_The input_

• • • • • • •

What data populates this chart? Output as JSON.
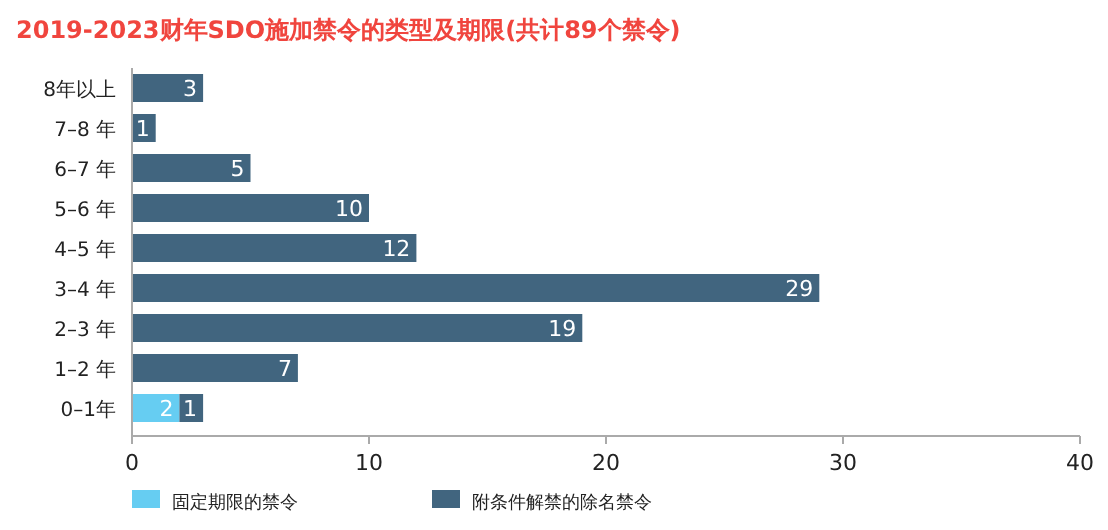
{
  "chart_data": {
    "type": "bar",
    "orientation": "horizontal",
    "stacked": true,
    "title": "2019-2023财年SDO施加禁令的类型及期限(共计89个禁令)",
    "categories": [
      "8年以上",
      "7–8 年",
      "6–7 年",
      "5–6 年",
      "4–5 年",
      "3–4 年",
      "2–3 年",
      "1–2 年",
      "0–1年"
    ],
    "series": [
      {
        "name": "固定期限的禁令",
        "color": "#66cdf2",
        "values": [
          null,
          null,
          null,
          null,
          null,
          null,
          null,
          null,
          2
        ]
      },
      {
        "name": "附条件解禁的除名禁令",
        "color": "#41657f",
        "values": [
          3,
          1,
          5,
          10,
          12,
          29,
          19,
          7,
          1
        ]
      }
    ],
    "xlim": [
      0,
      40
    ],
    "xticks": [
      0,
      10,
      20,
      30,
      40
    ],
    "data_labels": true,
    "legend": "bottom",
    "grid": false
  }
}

• • • • • • •

Can the entries above be repeated exactly, without their pictures?

What data populates this chart? Output as JSON.
{
  "chart_data": {
    "type": "bar",
    "orientation": "horizontal",
    "stacked": true,
    "title": "2019-2023财年SDO施加禁令的类型及期限(共计89个禁令)",
    "categories": [
      "8年以上",
      "7–8 年",
      "6–7 年",
      "5–6 年",
      "4–5 年",
      "3–4 年",
      "2–3 年",
      "1–2 年",
      "0–1年"
    ],
    "series": [
      {
        "name": "固定期限的禁令",
        "color": "#66cdf2",
        "values": [
          null,
          null,
          null,
          null,
          null,
          null,
          null,
          null,
          2
        ]
      },
      {
        "name": "附条件解禁的除名禁令",
        "color": "#41657f",
        "values": [
          3,
          1,
          5,
          10,
          12,
          29,
          19,
          7,
          1
        ]
      }
    ],
    "xlim": [
      0,
      40
    ],
    "xticks": [
      0,
      10,
      20,
      30,
      40
    ],
    "data_labels": true,
    "legend": "bottom",
    "grid": false
  }
}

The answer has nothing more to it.